-------- RECORDS FOR PROCESSING --------

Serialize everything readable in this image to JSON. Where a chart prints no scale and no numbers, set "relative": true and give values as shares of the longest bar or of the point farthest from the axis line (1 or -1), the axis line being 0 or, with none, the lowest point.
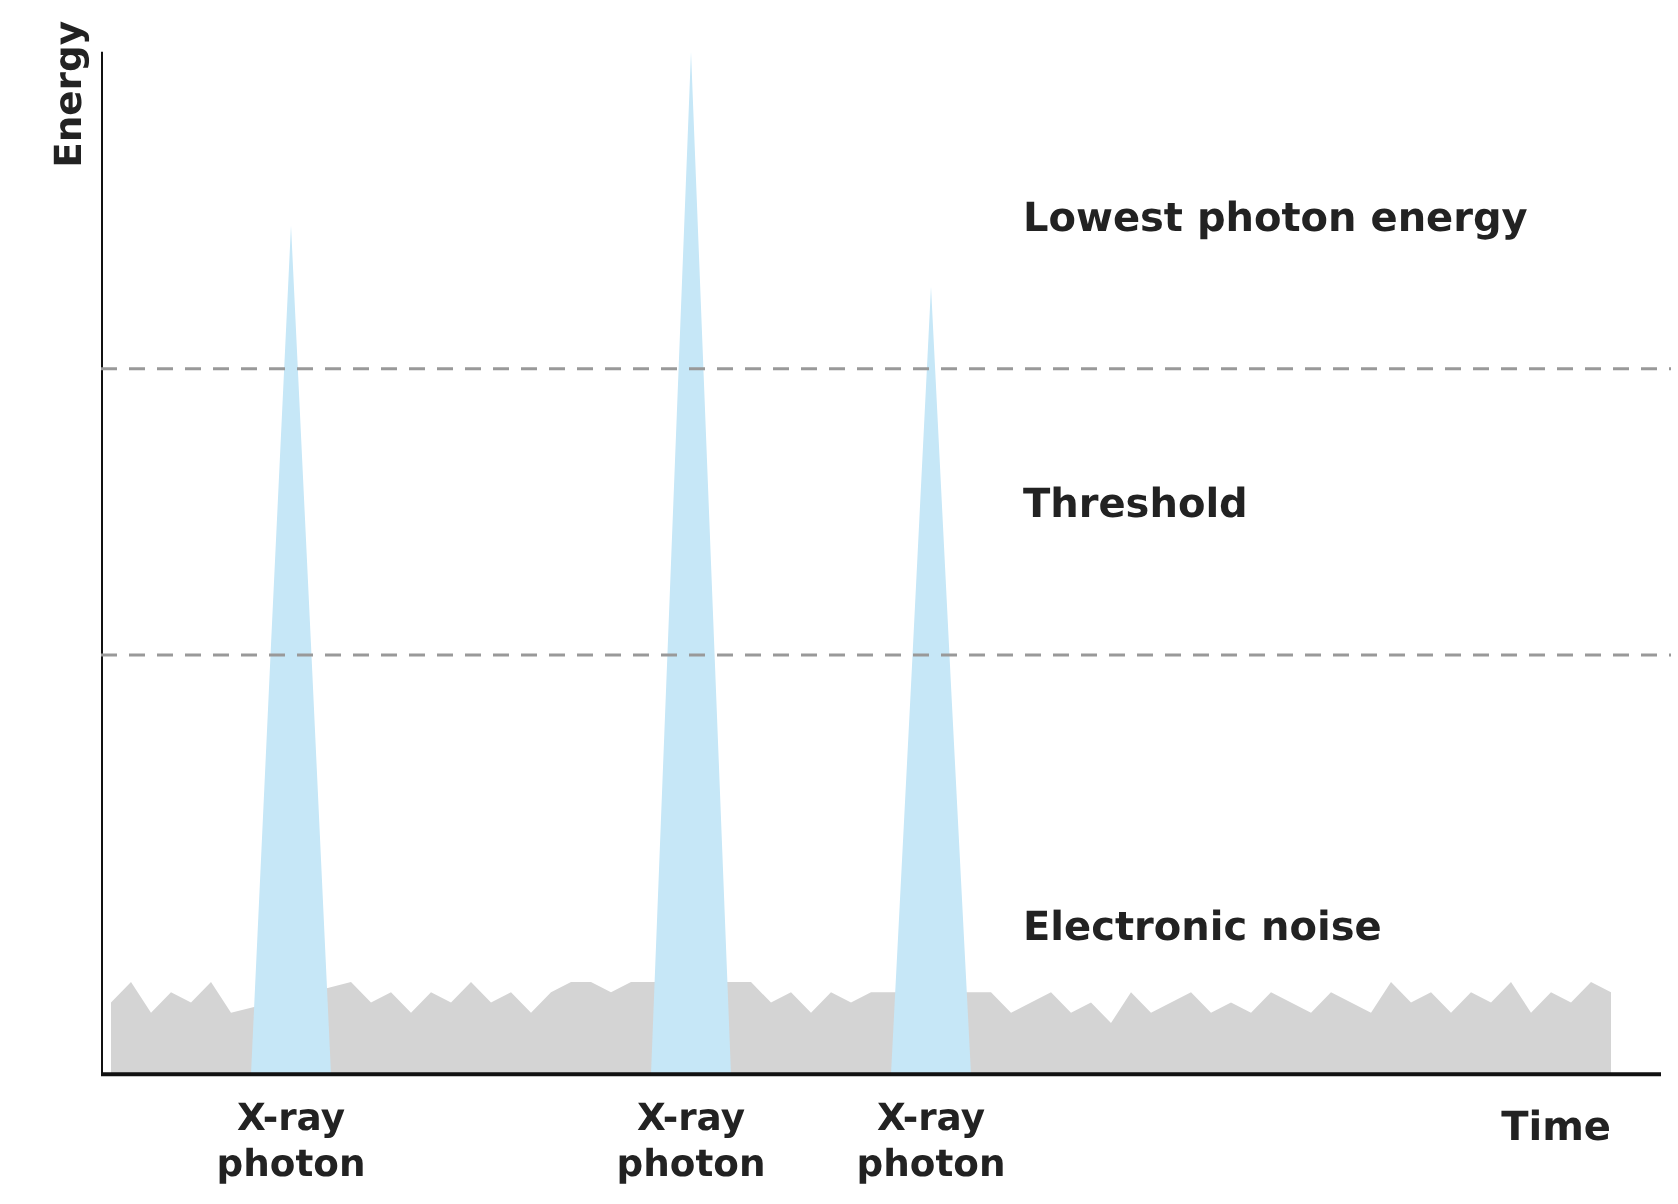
{
  "chart_data": {
    "type": "area",
    "relative": true,
    "xlabel": "Time",
    "ylabel": "Energy",
    "grid": false,
    "categories": [
      null,
      null,
      null,
      null,
      null,
      null,
      null,
      null,
      null,
      "X-ray photon",
      null,
      null,
      null,
      null,
      null,
      null,
      null,
      null,
      null,
      null,
      null,
      null,
      null,
      null,
      null,
      null,
      null,
      null,
      null,
      "X-ray photon",
      null,
      null,
      null,
      null,
      null,
      null,
      null,
      null,
      null,
      null,
      null,
      "X-ray photon",
      null,
      null,
      null,
      null,
      null,
      null,
      null,
      null,
      null,
      null,
      null,
      null,
      null,
      null,
      null,
      null,
      null,
      null,
      null,
      null,
      null,
      null,
      null,
      null,
      null,
      null,
      null,
      null,
      null,
      null,
      null,
      null,
      null,
      null
    ],
    "series": [
      {
        "color": "#d4d4d4",
        "values": [
          0.07,
          0.09,
          0.06,
          0.08,
          0.07,
          0.09,
          0.06,
          null,
          null,
          null,
          null,
          null,
          0.09,
          0.07,
          0.08,
          0.06,
          0.08,
          0.07,
          0.09,
          0.07,
          0.08,
          0.06,
          0.08,
          0.09,
          0.09,
          0.08,
          0.09,
          null,
          null,
          null,
          null,
          null,
          0.09,
          0.07,
          0.08,
          0.06,
          0.08,
          0.07,
          0.08,
          null,
          null,
          null,
          null,
          null,
          0.08,
          0.06,
          0.07,
          0.08,
          0.06,
          0.07,
          0.05,
          0.08,
          0.06,
          0.07,
          0.08,
          0.06,
          0.07,
          0.06,
          0.08,
          0.07,
          0.06,
          0.08,
          0.07,
          0.06,
          0.09,
          0.07,
          0.08,
          0.06,
          0.08,
          0.07,
          0.09,
          0.06,
          0.08,
          0.07,
          0.09,
          0.08
        ]
      },
      {
        "color": "#c6e7f7",
        "values": [
          0,
          0,
          0,
          0,
          0,
          0,
          0,
          0,
          0.42,
          0.83,
          0.42,
          0,
          0,
          0,
          0,
          0,
          0,
          0,
          0,
          0,
          0,
          0,
          0,
          0,
          0,
          0,
          0,
          0,
          0.5,
          1,
          0.5,
          0,
          0,
          0,
          0,
          0,
          0,
          0,
          0,
          0,
          0.38,
          0.77,
          0.38,
          0,
          0,
          0,
          0,
          0,
          0,
          0,
          0,
          0,
          0,
          0,
          0,
          0,
          0,
          0,
          0,
          0,
          0,
          0,
          0,
          0,
          0,
          0,
          0,
          0,
          0,
          0,
          0,
          0,
          0,
          0,
          0,
          0
        ]
      }
    ],
    "ref_lines": [
      {
        "axis": "y",
        "value": 0.69,
        "color": "#999999",
        "line_style": "dashed"
      },
      {
        "axis": "y",
        "value": 0.41,
        "color": "#999999",
        "line_style": "dashed"
      }
    ],
    "annotations": [
      "Lowest photon energy",
      "Threshold",
      "Electronic noise"
    ]
  }
}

--------

● TO DO: Your copy should match the records word for word, with the pictures removed.

● WRITTEN REPLY:
Serialize everything readable in this image to JSON. Where a chart prints no scale and no numbers, set "relative": true and give values as shares of the longest bar or of the point farthest from the axis line (1 or -1), the axis line being 0 or, with none, the lowest point.
{
  "chart_data": {
    "type": "area",
    "relative": true,
    "xlabel": "Time",
    "ylabel": "Energy",
    "grid": false,
    "categories": [
      null,
      null,
      null,
      null,
      null,
      null,
      null,
      null,
      null,
      "X-ray photon",
      null,
      null,
      null,
      null,
      null,
      null,
      null,
      null,
      null,
      null,
      null,
      null,
      null,
      null,
      null,
      null,
      null,
      null,
      null,
      "X-ray photon",
      null,
      null,
      null,
      null,
      null,
      null,
      null,
      null,
      null,
      null,
      null,
      "X-ray photon",
      null,
      null,
      null,
      null,
      null,
      null,
      null,
      null,
      null,
      null,
      null,
      null,
      null,
      null,
      null,
      null,
      null,
      null,
      null,
      null,
      null,
      null,
      null,
      null,
      null,
      null,
      null,
      null,
      null,
      null,
      null,
      null,
      null,
      null
    ],
    "series": [
      {
        "color": "#d4d4d4",
        "values": [
          0.07,
          0.09,
          0.06,
          0.08,
          0.07,
          0.09,
          0.06,
          null,
          null,
          null,
          null,
          null,
          0.09,
          0.07,
          0.08,
          0.06,
          0.08,
          0.07,
          0.09,
          0.07,
          0.08,
          0.06,
          0.08,
          0.09,
          0.09,
          0.08,
          0.09,
          null,
          null,
          null,
          null,
          null,
          0.09,
          0.07,
          0.08,
          0.06,
          0.08,
          0.07,
          0.08,
          null,
          null,
          null,
          null,
          null,
          0.08,
          0.06,
          0.07,
          0.08,
          0.06,
          0.07,
          0.05,
          0.08,
          0.06,
          0.07,
          0.08,
          0.06,
          0.07,
          0.06,
          0.08,
          0.07,
          0.06,
          0.08,
          0.07,
          0.06,
          0.09,
          0.07,
          0.08,
          0.06,
          0.08,
          0.07,
          0.09,
          0.06,
          0.08,
          0.07,
          0.09,
          0.08
        ]
      },
      {
        "color": "#c6e7f7",
        "values": [
          0,
          0,
          0,
          0,
          0,
          0,
          0,
          0,
          0.42,
          0.83,
          0.42,
          0,
          0,
          0,
          0,
          0,
          0,
          0,
          0,
          0,
          0,
          0,
          0,
          0,
          0,
          0,
          0,
          0,
          0.5,
          1,
          0.5,
          0,
          0,
          0,
          0,
          0,
          0,
          0,
          0,
          0,
          0.38,
          0.77,
          0.38,
          0,
          0,
          0,
          0,
          0,
          0,
          0,
          0,
          0,
          0,
          0,
          0,
          0,
          0,
          0,
          0,
          0,
          0,
          0,
          0,
          0,
          0,
          0,
          0,
          0,
          0,
          0,
          0,
          0,
          0,
          0,
          0,
          0
        ]
      }
    ],
    "ref_lines": [
      {
        "axis": "y",
        "value": 0.69,
        "color": "#999999",
        "line_style": "dashed"
      },
      {
        "axis": "y",
        "value": 0.41,
        "color": "#999999",
        "line_style": "dashed"
      }
    ],
    "annotations": [
      "Lowest photon energy",
      "Threshold",
      "Electronic noise"
    ]
  }
}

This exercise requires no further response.